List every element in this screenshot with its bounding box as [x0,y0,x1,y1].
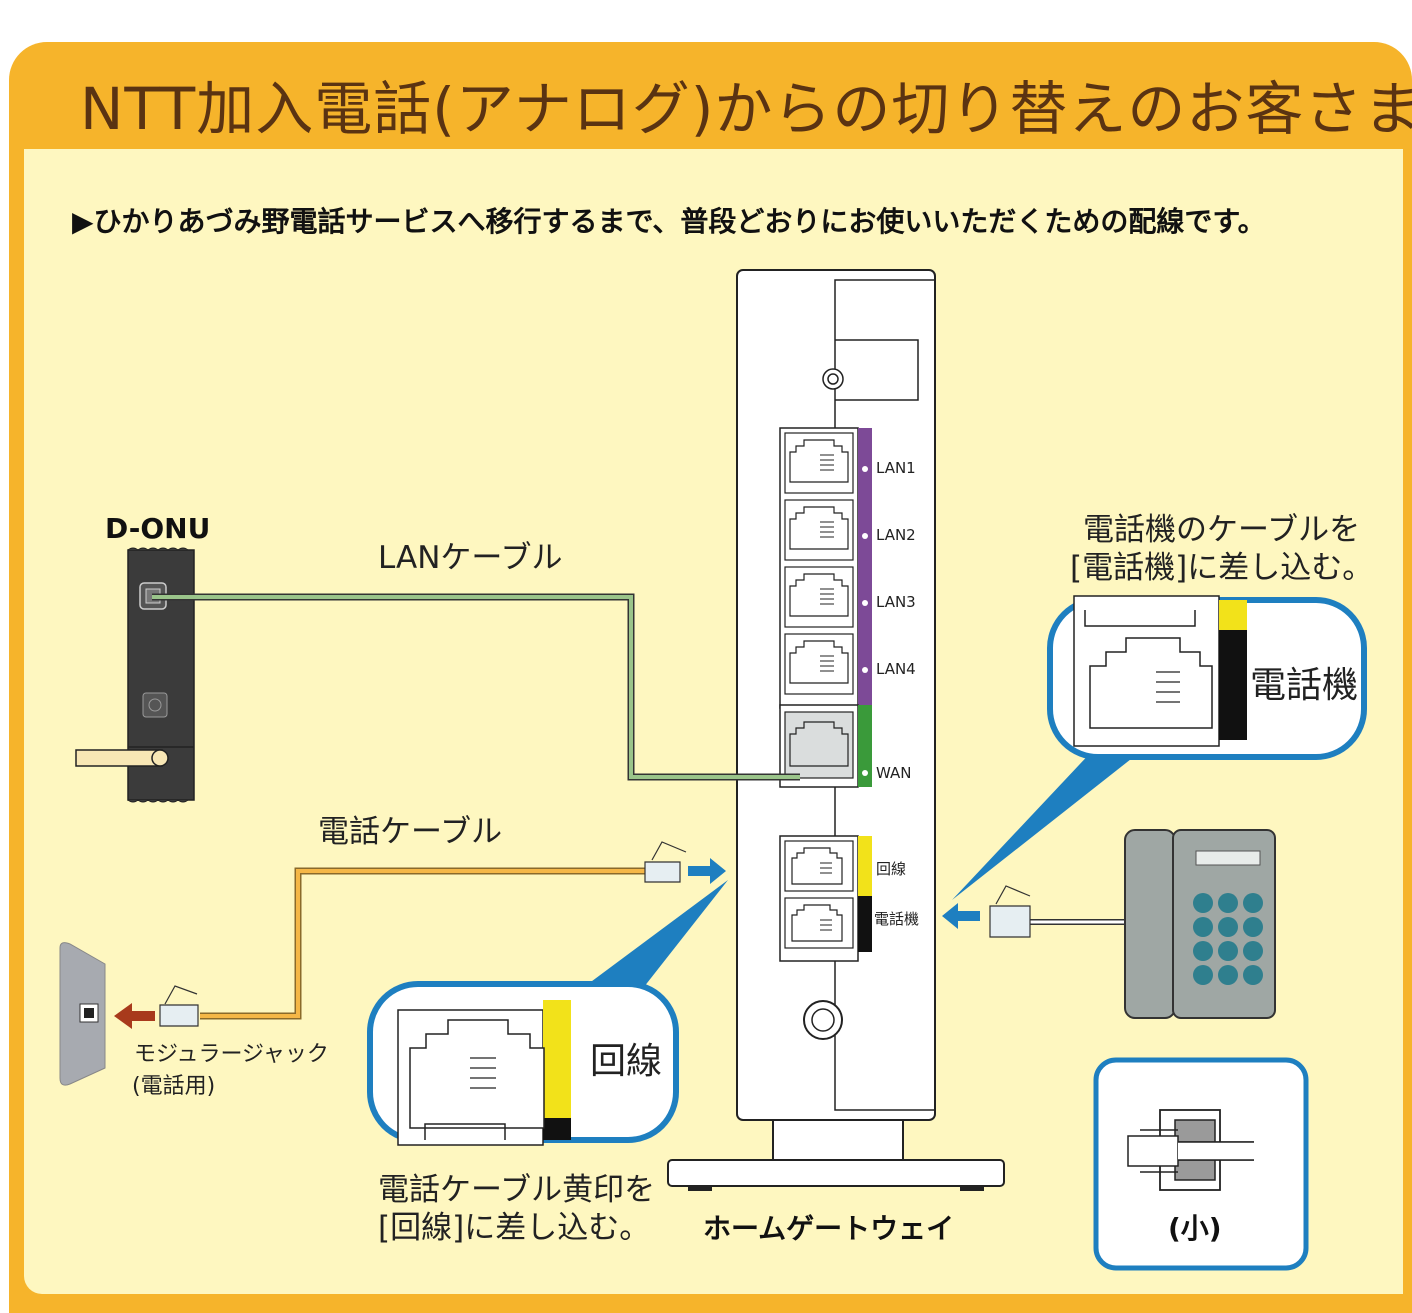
port-label-lan1: LAN1 [876,459,916,477]
line-port-icon [784,840,854,892]
port-label-lan2: LAN2 [876,526,916,544]
onu-label: D-ONU [105,512,211,545]
line-callout-pointer [580,880,728,992]
wall-jack-label: モジュラージャック [134,1042,329,1067]
port-label-lan4: LAN4 [876,660,916,678]
phone-cable-label: 電話ケーブル [318,814,503,850]
phone-port-icon [784,897,854,949]
telephone [989,829,1276,1019]
port-label-phone: 電話機 [874,910,920,928]
arrow-into-phone-port [942,903,980,929]
home-gateway [736,269,936,1121]
gateway-stand [667,1117,1005,1191]
port-label-line: 回線 [876,860,907,878]
lan4-port-icon [784,633,854,695]
phone-zoom-label: 電話機 [1250,665,1359,706]
arrow-to-wall-jack [114,1003,155,1029]
intro-text: ▶ひかりあづみ野電話サービスへ移行するまで、普段どおりにお使いいただくための配線… [72,205,1266,238]
port-label-wan: WAN [876,764,912,782]
gateway-label: ホームゲートウェイ [703,1212,955,1245]
arrow-into-line-port [688,858,726,884]
line-zoom-label: 回線 [590,1041,663,1082]
wan-port-icon [784,711,854,779]
phone-callout-pointer [952,748,1145,900]
lan-cable [152,593,800,781]
lan3-port-icon [784,566,854,628]
small-plug-callout [1093,1057,1309,1271]
lan2-port-icon [784,499,854,561]
wall-jack-plate [59,942,106,1086]
lan-cable-label: LANケーブル [378,540,563,576]
phone-instruction-2: [電話機]に差し込む。 [1070,550,1374,586]
phone-zoom-callout [1047,595,1367,760]
wall-jack-sublabel: (電話用) [132,1074,216,1099]
page-title: NTT加入電話(アナログ)からの切り替えのお客さま [80,75,1412,143]
small-plug-label: (小) [1168,1212,1222,1245]
phone-instruction-1: 電話機のケーブルを [1083,512,1361,548]
fiber-cable [75,749,169,767]
lan1-port-icon [784,432,854,494]
line-instruction-1: 電話ケーブル黄印を [378,1172,656,1208]
line-zoom-callout [367,981,679,1146]
line-instruction-2: [回線]に差し込む。 [378,1210,651,1246]
phone-cable [159,841,687,1027]
port-label-lan3: LAN3 [876,593,916,611]
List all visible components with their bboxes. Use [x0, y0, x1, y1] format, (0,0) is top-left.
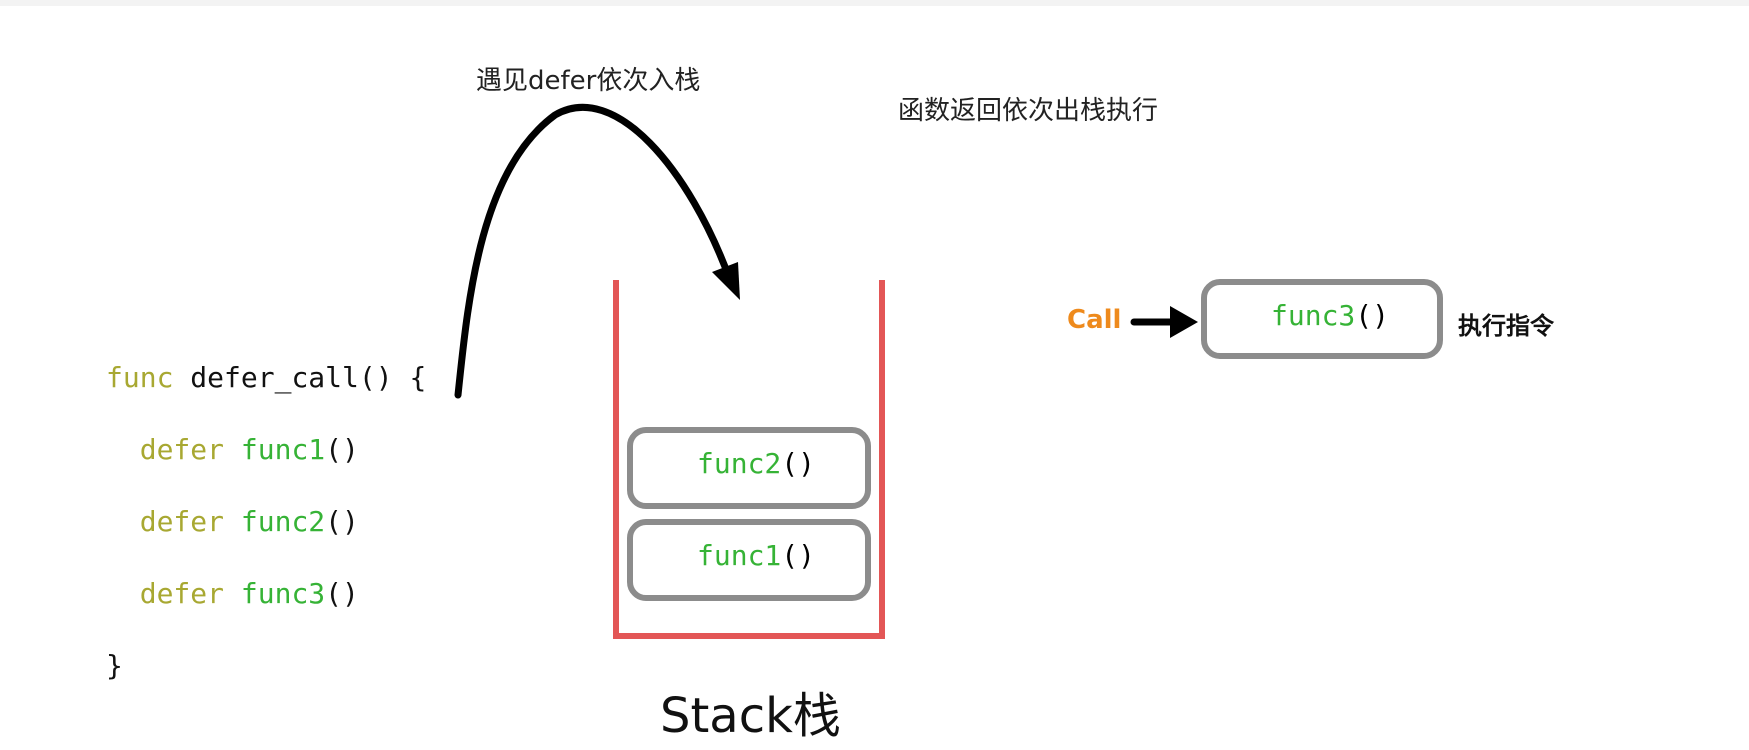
stack-container [613, 280, 885, 639]
call-arrow-head [1170, 306, 1198, 338]
code-function: func2 [240, 505, 326, 538]
stack-item-box-func2 [627, 427, 871, 509]
code-function: func1 [240, 433, 326, 466]
execute-parens: () [1355, 299, 1390, 332]
code-keyword: defer [139, 505, 225, 538]
code-signature: defer_call() { [173, 361, 427, 394]
stack-item-box-func1 [627, 519, 871, 601]
code-line-5: } [106, 649, 123, 682]
stack-item-func1: func1() [697, 539, 815, 572]
execute-box [1201, 279, 1443, 359]
code-parens: () [325, 577, 359, 610]
execute-func-name: func3 [1271, 299, 1356, 332]
code-keyword: func [106, 361, 174, 394]
pop-annotation: 函数返回依次出栈执行 [898, 96, 1159, 126]
code-function: func3 [240, 577, 326, 610]
top-edge [0, 0, 1749, 6]
push-arrow [454, 103, 734, 399]
stack-item-parens: () [781, 539, 816, 572]
code-block: func defer_call() { defer func1() defer … [106, 324, 426, 720]
code-parens: () [325, 433, 359, 466]
call-label: Call [1067, 305, 1122, 335]
code-line-2: defer func1() [106, 432, 426, 468]
push-arrow-head [712, 262, 740, 300]
code-keyword: defer [139, 577, 225, 610]
code-keyword: defer [139, 433, 225, 466]
stack-label: Stack栈 [660, 688, 841, 744]
code-line-4: defer func3() [106, 576, 426, 612]
execute-instruction-label: 执行指令 [1458, 312, 1554, 340]
stack-item-func-name: func2 [697, 447, 782, 480]
execute-item-func3: func3() [1271, 299, 1389, 332]
stack-item-func-name: func1 [697, 539, 782, 572]
code-line-1: func defer_call() { [106, 360, 426, 396]
code-line-3: defer func2() [106, 504, 426, 540]
stack-item-parens: () [781, 447, 816, 480]
push-annotation: 遇见defer依次入栈 [476, 66, 701, 96]
stack-item-func2: func2() [697, 447, 815, 480]
code-parens: () [325, 505, 359, 538]
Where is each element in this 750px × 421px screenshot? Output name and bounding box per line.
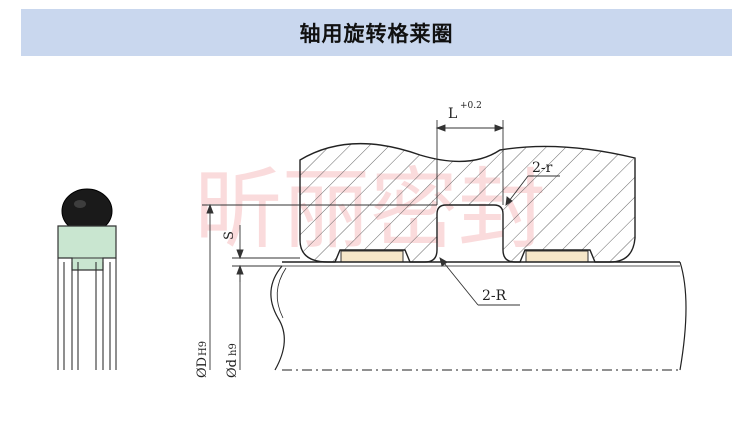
leader-2R (439, 257, 520, 306)
bore-diameter-label: ØD (195, 357, 210, 378)
title-bar: 轴用旋转格莱圈 (21, 9, 732, 56)
gap-S-label: S (222, 231, 237, 240)
shaft-diameter-label: Ød (225, 359, 240, 378)
shaft-tolerance-label: h9 (228, 343, 239, 356)
groove-walls (57, 258, 117, 370)
leader-2r (505, 175, 560, 206)
dim-L-label: L (448, 106, 457, 122)
seal-cross-section (57, 188, 117, 370)
dimension-L (435, 120, 505, 205)
page-title: 轴用旋转格莱圈 (299, 21, 454, 46)
dim-L-tolerance: +0.2 (460, 101, 482, 111)
seal-strip-right (525, 250, 589, 263)
profile-ring (57, 225, 117, 271)
seal-strip-left (340, 250, 404, 263)
dimension-D (202, 203, 437, 370)
radius-small-label: 2-r (532, 160, 553, 176)
shaft (270, 261, 687, 371)
radius-large-label: 2-R (482, 288, 507, 304)
bore-tolerance-label: H9 (198, 341, 209, 356)
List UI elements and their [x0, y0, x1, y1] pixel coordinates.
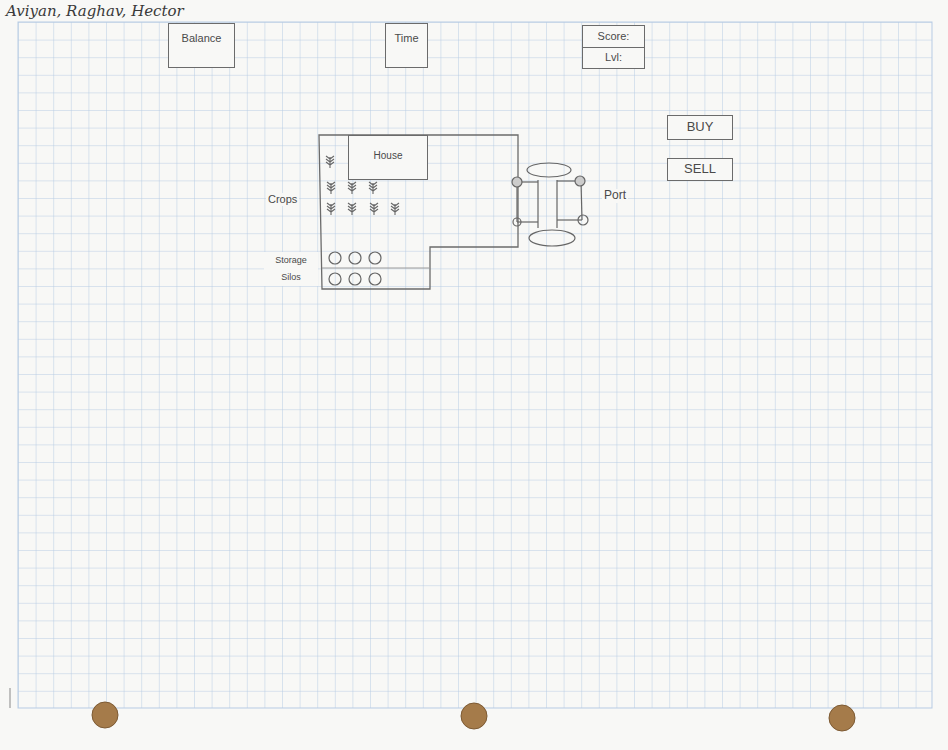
balance-box: Balance — [168, 23, 235, 68]
score-box: Score: — [582, 25, 645, 49]
level-box: Lvl: — [582, 47, 645, 69]
grid — [18, 22, 932, 708]
binder-holes — [92, 702, 855, 731]
port-label: Port — [602, 189, 628, 203]
buy-button: BUY — [667, 115, 733, 140]
box-text: SELL — [682, 162, 718, 177]
box-text: Balance — [180, 32, 224, 45]
silos-label: Storage Silos — [264, 252, 318, 286]
box-text: Score: — [596, 30, 632, 43]
port-drawing — [512, 163, 588, 246]
box-text: BUY — [685, 120, 716, 135]
author-names: Aviyan, Raghav, Hector — [4, 3, 186, 20]
crops-label: Crops — [266, 193, 299, 206]
farm-outline — [319, 135, 518, 289]
box-text: House — [372, 150, 405, 162]
house-box: House — [348, 135, 428, 180]
sell-button: SELL — [667, 158, 733, 181]
silo-icons — [322, 252, 430, 285]
box-text: Time — [392, 32, 420, 45]
box-text: Lvl: — [603, 51, 624, 64]
time-box: Time — [385, 23, 428, 68]
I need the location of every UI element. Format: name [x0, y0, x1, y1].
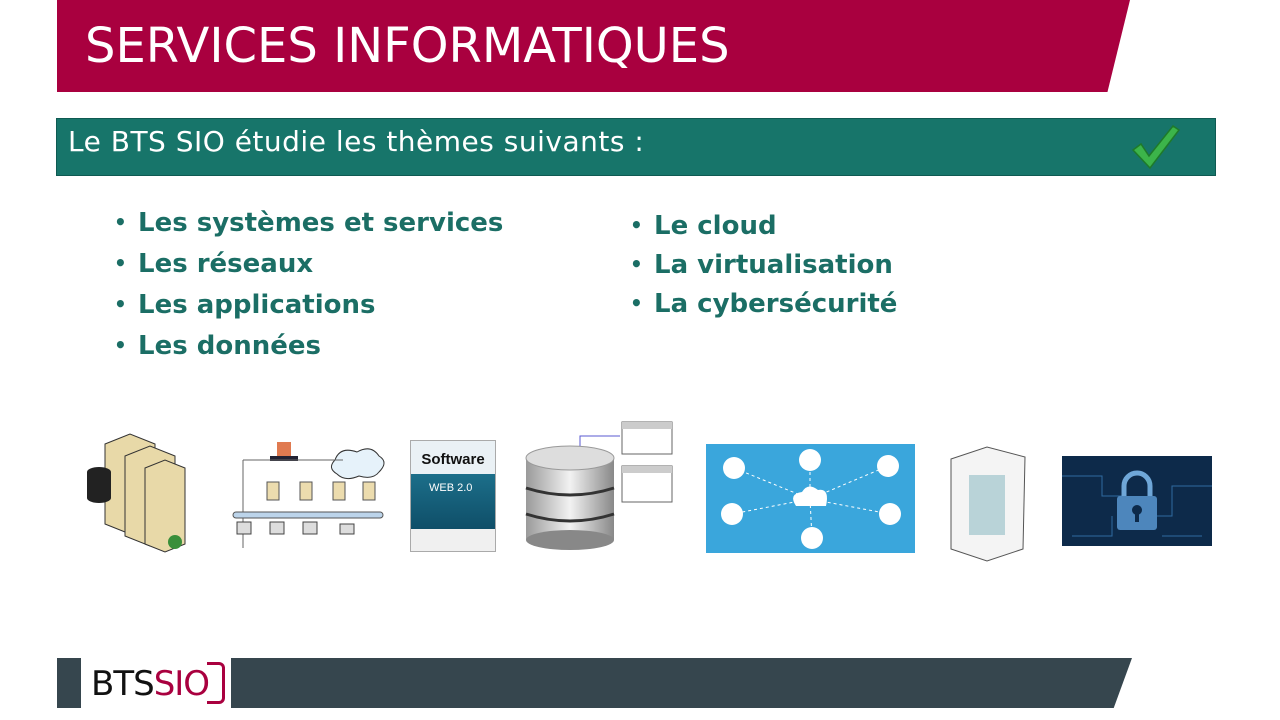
- subtitle-bar: Le BTS SIO étudie les thèmes suivants :: [56, 118, 1216, 176]
- software-box-image: Software WEB 2.0: [410, 440, 496, 552]
- themes-list-right: Le cloud La virtualisation La cybersécur…: [630, 211, 897, 328]
- list-item: La cybersécurité: [630, 289, 897, 328]
- software-box-sublabel: WEB 2.0: [429, 482, 473, 494]
- title-bar: [57, 0, 1130, 92]
- logo-sio: SIO: [153, 664, 210, 704]
- logo-bracket: [207, 662, 225, 704]
- network-diagram-image: [232, 442, 385, 548]
- checkmark-icon: [1131, 124, 1181, 170]
- database-image: [525, 421, 673, 550]
- virtualisation-image: [950, 446, 1026, 562]
- servers-image: [87, 433, 186, 553]
- list-item: La virtualisation: [630, 250, 897, 289]
- list-item: Le cloud: [630, 211, 897, 250]
- list-item: Les données: [114, 331, 503, 372]
- subtitle: Le BTS SIO étudie les thèmes suivants :: [68, 125, 645, 158]
- logo-bts: BTS: [91, 664, 155, 704]
- cloud-image: [706, 444, 915, 553]
- themes-list-left: Les systèmes et services Les réseaux Les…: [114, 208, 503, 372]
- slide-title: SERVICES INFORMATIQUES: [85, 18, 730, 74]
- list-item: Les applications: [114, 290, 503, 331]
- software-box-label: Software: [421, 451, 485, 468]
- list-item: Les systèmes et services: [114, 208, 503, 249]
- list-item: Les réseaux: [114, 249, 503, 290]
- cybersecurity-image: [1062, 456, 1212, 546]
- btssio-logo: BTSSIO: [81, 658, 231, 708]
- footer-bar: [57, 658, 1132, 708]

▬▬▬▬▬▬▬▬▬▬

◆ STATED GOAL ◆
Copy out, word for word, the records starting at the line containing "port-label-lan1: LAN1 [876,459,916,477]" and ending at the line containing "arrow-into-phone-port [942,903,980,929]", including both of those lines.

◆ ANSWER BELOW ◆
port-label-lan1: LAN1 [876,459,916,477]
line-port-icon [784,840,854,892]
port-label-lan2: LAN2 [876,526,916,544]
onu-label: D-ONU [105,512,211,545]
line-callout-pointer [580,880,728,992]
wall-jack-label: モジュラージャック [134,1042,329,1067]
port-label-lan4: LAN4 [876,660,916,678]
phone-cable-label: 電話ケーブル [318,814,503,850]
phone-port-icon [784,897,854,949]
telephone [989,829,1276,1019]
port-label-phone: 電話機 [874,910,920,928]
arrow-into-phone-port [942,903,980,929]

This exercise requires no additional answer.